§ TASK OBJECTIVE: Will you transcribe all the entries word for word, skipping the pictures they hold?

************

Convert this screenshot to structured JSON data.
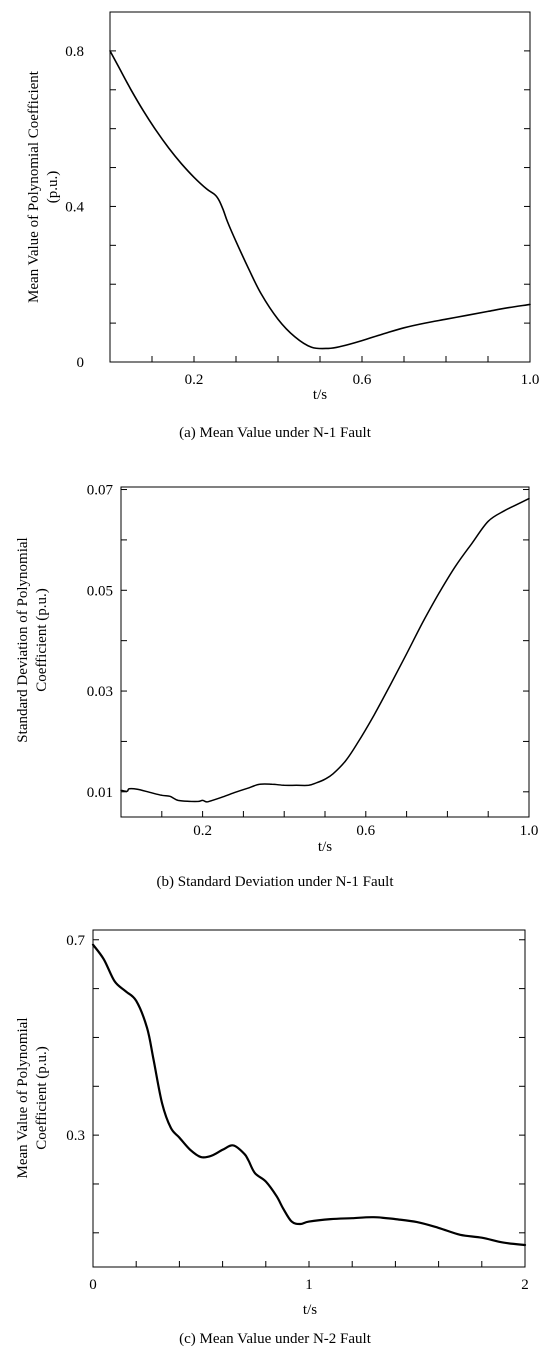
{
  "chart_data": [
    {
      "type": "line",
      "caption": "(a) Mean Value under N-1 Fault",
      "xlabel": "t/s",
      "ylabel_lines": [
        "Mean Value of Polynomial Coefficient",
        "(p.u.)"
      ],
      "xlim": [
        0,
        1.0
      ],
      "ylim": [
        0,
        0.9
      ],
      "x_tick_labels": [
        {
          "value": 0.2,
          "label": "0.2"
        },
        {
          "value": 0.6,
          "label": "0.6"
        },
        {
          "value": 1.0,
          "label": "1.0"
        }
      ],
      "x_minor_ticks": [
        0.1,
        0.2,
        0.3,
        0.4,
        0.5,
        0.6,
        0.7,
        0.8,
        0.9
      ],
      "y_tick_labels": [
        {
          "value": 0,
          "label": "0"
        },
        {
          "value": 0.4,
          "label": "0.4"
        },
        {
          "value": 0.8,
          "label": "0.8"
        }
      ],
      "y_minor_ticks": [
        0.1,
        0.2,
        0.3,
        0.4,
        0.5,
        0.6,
        0.7,
        0.8
      ],
      "grid": false,
      "series": [
        {
          "x": [
            0,
            0.02,
            0.05,
            0.08,
            0.11,
            0.14,
            0.17,
            0.2,
            0.23,
            0.25,
            0.26,
            0.27,
            0.28,
            0.3,
            0.33,
            0.36,
            0.4,
            0.44,
            0.48,
            0.52,
            0.55,
            0.6,
            0.65,
            0.7,
            0.75,
            0.8,
            0.85,
            0.9,
            0.95,
            1.0
          ],
          "y": [
            0.8,
            0.76,
            0.7,
            0.645,
            0.595,
            0.55,
            0.51,
            0.475,
            0.445,
            0.43,
            0.415,
            0.39,
            0.36,
            0.31,
            0.24,
            0.175,
            0.11,
            0.065,
            0.038,
            0.035,
            0.04,
            0.055,
            0.072,
            0.088,
            0.1,
            0.11,
            0.12,
            0.13,
            0.14,
            0.148
          ]
        }
      ]
    },
    {
      "type": "line",
      "caption": "(b) Standard Deviation under N-1 Fault",
      "xlabel": "t/s",
      "ylabel_lines": [
        "Standard Deviation of Polynomial",
        "Coefficient (p.u.)"
      ],
      "xlim": [
        0,
        1.0
      ],
      "ylim": [
        0.005,
        0.0705
      ],
      "x_tick_labels": [
        {
          "value": 0.2,
          "label": "0.2"
        },
        {
          "value": 0.6,
          "label": "0.6"
        },
        {
          "value": 1.0,
          "label": "1.0"
        }
      ],
      "x_minor_ticks": [
        0.1,
        0.2,
        0.3,
        0.4,
        0.5,
        0.6,
        0.7,
        0.8,
        0.9
      ],
      "y_tick_labels": [
        {
          "value": 0.01,
          "label": "0.01"
        },
        {
          "value": 0.03,
          "label": "0.03"
        },
        {
          "value": 0.05,
          "label": "0.05"
        },
        {
          "value": 0.07,
          "label": "0.07"
        }
      ],
      "y_minor_ticks": [
        0.01,
        0.02,
        0.03,
        0.04,
        0.05,
        0.06,
        0.07
      ],
      "grid": false,
      "series": [
        {
          "x": [
            0,
            0.015,
            0.02,
            0.04,
            0.07,
            0.1,
            0.12,
            0.14,
            0.17,
            0.19,
            0.2,
            0.21,
            0.22,
            0.25,
            0.28,
            0.31,
            0.34,
            0.37,
            0.4,
            0.43,
            0.46,
            0.48,
            0.5,
            0.52,
            0.55,
            0.58,
            0.62,
            0.66,
            0.7,
            0.74,
            0.78,
            0.82,
            0.86,
            0.9,
            0.94,
            0.97,
            1.0
          ],
          "y": [
            0.0103,
            0.0101,
            0.0106,
            0.0105,
            0.0099,
            0.0093,
            0.0091,
            0.0083,
            0.0081,
            0.0081,
            0.0083,
            0.008,
            0.0082,
            0.009,
            0.0099,
            0.0107,
            0.0115,
            0.0115,
            0.0113,
            0.0113,
            0.0113,
            0.0118,
            0.0125,
            0.0136,
            0.0161,
            0.0197,
            0.0252,
            0.0312,
            0.0374,
            0.0437,
            0.0495,
            0.0548,
            0.0593,
            0.0637,
            0.0658,
            0.067,
            0.0682
          ]
        }
      ]
    },
    {
      "type": "line",
      "caption": "(c) Mean Value under N-2 Fault",
      "xlabel": "t/s",
      "ylabel_lines": [
        "Mean Value of Polynomial",
        "Coefficient (p.u.)"
      ],
      "xlim": [
        0,
        2
      ],
      "ylim": [
        0.03,
        0.72
      ],
      "x_tick_labels": [
        {
          "value": 0,
          "label": "0"
        },
        {
          "value": 1,
          "label": "1"
        },
        {
          "value": 2,
          "label": "2"
        }
      ],
      "x_minor_ticks": [
        0.2,
        0.4,
        0.6,
        0.8,
        1.0,
        1.2,
        1.4,
        1.6,
        1.8
      ],
      "y_tick_labels": [
        {
          "value": 0.7,
          "label": "0.7"
        },
        {
          "value": 0.3,
          "label": "0.3"
        }
      ],
      "y_minor_ticks": [
        0.1,
        0.2,
        0.3,
        0.4,
        0.5,
        0.6,
        0.7
      ],
      "grid": false,
      "series": [
        {
          "x": [
            0,
            0.05,
            0.1,
            0.15,
            0.2,
            0.25,
            0.28,
            0.32,
            0.36,
            0.4,
            0.45,
            0.5,
            0.55,
            0.6,
            0.65,
            0.7,
            0.72,
            0.75,
            0.8,
            0.85,
            0.88,
            0.92,
            0.96,
            1.0,
            1.1,
            1.2,
            1.3,
            1.4,
            1.5,
            1.6,
            1.7,
            1.8,
            1.9,
            2.0
          ],
          "y": [
            0.69,
            0.66,
            0.615,
            0.595,
            0.575,
            0.52,
            0.455,
            0.365,
            0.315,
            0.295,
            0.27,
            0.255,
            0.258,
            0.27,
            0.279,
            0.262,
            0.248,
            0.222,
            0.205,
            0.175,
            0.15,
            0.123,
            0.118,
            0.123,
            0.128,
            0.13,
            0.132,
            0.128,
            0.122,
            0.11,
            0.096,
            0.09,
            0.08,
            0.075
          ]
        }
      ]
    }
  ]
}
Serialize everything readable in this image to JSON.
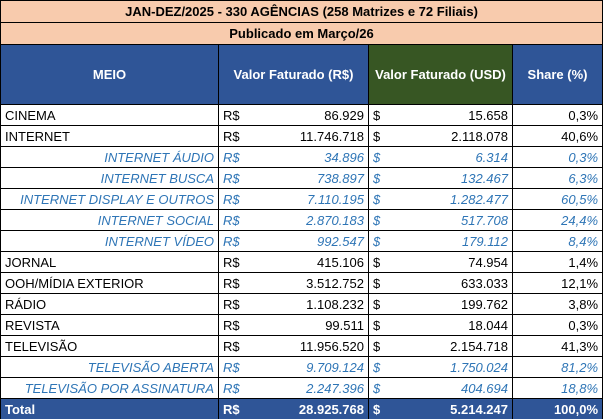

************

§ RESPONSE TO THE TASK:
Convert this screenshot to structured JSON data.
{
  "chart_data": [
    {
      "type": "line",
      "caption": "(a) Mean Value under N-1 Fault",
      "xlabel": "t/s",
      "ylabel_lines": [
        "Mean Value of Polynomial Coefficient",
        "(p.u.)"
      ],
      "xlim": [
        0,
        1.0
      ],
      "ylim": [
        0,
        0.9
      ],
      "x_tick_labels": [
        {
          "value": 0.2,
          "label": "0.2"
        },
        {
          "value": 0.6,
          "label": "0.6"
        },
        {
          "value": 1.0,
          "label": "1.0"
        }
      ],
      "x_minor_ticks": [
        0.1,
        0.2,
        0.3,
        0.4,
        0.5,
        0.6,
        0.7,
        0.8,
        0.9
      ],
      "y_tick_labels": [
        {
          "value": 0,
          "label": "0"
        },
        {
          "value": 0.4,
          "label": "0.4"
        },
        {
          "value": 0.8,
          "label": "0.8"
        }
      ],
      "y_minor_ticks": [
        0.1,
        0.2,
        0.3,
        0.4,
        0.5,
        0.6,
        0.7,
        0.8
      ],
      "grid": false,
      "series": [
        {
          "x": [
            0,
            0.02,
            0.05,
            0.08,
            0.11,
            0.14,
            0.17,
            0.2,
            0.23,
            0.25,
            0.26,
            0.27,
            0.28,
            0.3,
            0.33,
            0.36,
            0.4,
            0.44,
            0.48,
            0.52,
            0.55,
            0.6,
            0.65,
            0.7,
            0.75,
            0.8,
            0.85,
            0.9,
            0.95,
            1.0
          ],
          "y": [
            0.8,
            0.76,
            0.7,
            0.645,
            0.595,
            0.55,
            0.51,
            0.475,
            0.445,
            0.43,
            0.415,
            0.39,
            0.36,
            0.31,
            0.24,
            0.175,
            0.11,
            0.065,
            0.038,
            0.035,
            0.04,
            0.055,
            0.072,
            0.088,
            0.1,
            0.11,
            0.12,
            0.13,
            0.14,
            0.148
          ]
        }
      ]
    },
    {
      "type": "line",
      "caption": "(b) Standard Deviation under N-1 Fault",
      "xlabel": "t/s",
      "ylabel_lines": [
        "Standard Deviation of Polynomial",
        "Coefficient (p.u.)"
      ],
      "xlim": [
        0,
        1.0
      ],
      "ylim": [
        0.005,
        0.0705
      ],
      "x_tick_labels": [
        {
          "value": 0.2,
          "label": "0.2"
        },
        {
          "value": 0.6,
          "label": "0.6"
        },
        {
          "value": 1.0,
          "label": "1.0"
        }
      ],
      "x_minor_ticks": [
        0.1,
        0.2,
        0.3,
        0.4,
        0.5,
        0.6,
        0.7,
        0.8,
        0.9
      ],
      "y_tick_labels": [
        {
          "value": 0.01,
          "label": "0.01"
        },
        {
          "value": 0.03,
          "label": "0.03"
        },
        {
          "value": 0.05,
          "label": "0.05"
        },
        {
          "value": 0.07,
          "label": "0.07"
        }
      ],
      "y_minor_ticks": [
        0.01,
        0.02,
        0.03,
        0.04,
        0.05,
        0.06,
        0.07
      ],
      "grid": false,
      "series": [
        {
          "x": [
            0,
            0.015,
            0.02,
            0.04,
            0.07,
            0.1,
            0.12,
            0.14,
            0.17,
            0.19,
            0.2,
            0.21,
            0.22,
            0.25,
            0.28,
            0.31,
            0.34,
            0.37,
            0.4,
            0.43,
            0.46,
            0.48,
            0.5,
            0.52,
            0.55,
            0.58,
            0.62,
            0.66,
            0.7,
            0.74,
            0.78,
            0.82,
            0.86,
            0.9,
            0.94,
            0.97,
            1.0
          ],
          "y": [
            0.0103,
            0.0101,
            0.0106,
            0.0105,
            0.0099,
            0.0093,
            0.0091,
            0.0083,
            0.0081,
            0.0081,
            0.0083,
            0.008,
            0.0082,
            0.009,
            0.0099,
            0.0107,
            0.0115,
            0.0115,
            0.0113,
            0.0113,
            0.0113,
            0.0118,
            0.0125,
            0.0136,
            0.0161,
            0.0197,
            0.0252,
            0.0312,
            0.0374,
            0.0437,
            0.0495,
            0.0548,
            0.0593,
            0.0637,
            0.0658,
            0.067,
            0.0682
          ]
        }
      ]
    },
    {
      "type": "line",
      "caption": "(c) Mean Value under N-2 Fault",
      "xlabel": "t/s",
      "ylabel_lines": [
        "Mean Value of Polynomial",
        "Coefficient (p.u.)"
      ],
      "xlim": [
        0,
        2
      ],
      "ylim": [
        0.03,
        0.72
      ],
      "x_tick_labels": [
        {
          "value": 0,
          "label": "0"
        },
        {
          "value": 1,
          "label": "1"
        },
        {
          "value": 2,
          "label": "2"
        }
      ],
      "x_minor_ticks": [
        0.2,
        0.4,
        0.6,
        0.8,
        1.0,
        1.2,
        1.4,
        1.6,
        1.8
      ],
      "y_tick_labels": [
        {
          "value": 0.7,
          "label": "0.7"
        },
        {
          "value": 0.3,
          "label": "0.3"
        }
      ],
      "y_minor_ticks": [
        0.1,
        0.2,
        0.3,
        0.4,
        0.5,
        0.6,
        0.7
      ],
      "grid": false,
      "series": [
        {
          "x": [
            0,
            0.05,
            0.1,
            0.15,
            0.2,
            0.25,
            0.28,
            0.32,
            0.36,
            0.4,
            0.45,
            0.5,
            0.55,
            0.6,
            0.65,
            0.7,
            0.72,
            0.75,
            0.8,
            0.85,
            0.88,
            0.92,
            0.96,
            1.0,
            1.1,
            1.2,
            1.3,
            1.4,
            1.5,
            1.6,
            1.7,
            1.8,
            1.9,
            2.0
          ],
          "y": [
            0.69,
            0.66,
            0.615,
            0.595,
            0.575,
            0.52,
            0.455,
            0.365,
            0.315,
            0.295,
            0.27,
            0.255,
            0.258,
            0.27,
            0.279,
            0.262,
            0.248,
            0.222,
            0.205,
            0.175,
            0.15,
            0.123,
            0.118,
            0.123,
            0.128,
            0.13,
            0.132,
            0.128,
            0.122,
            0.11,
            0.096,
            0.09,
            0.08,
            0.075
          ]
        }
      ]
    }
  ]
}
Serialize everything readable in this image to JSON.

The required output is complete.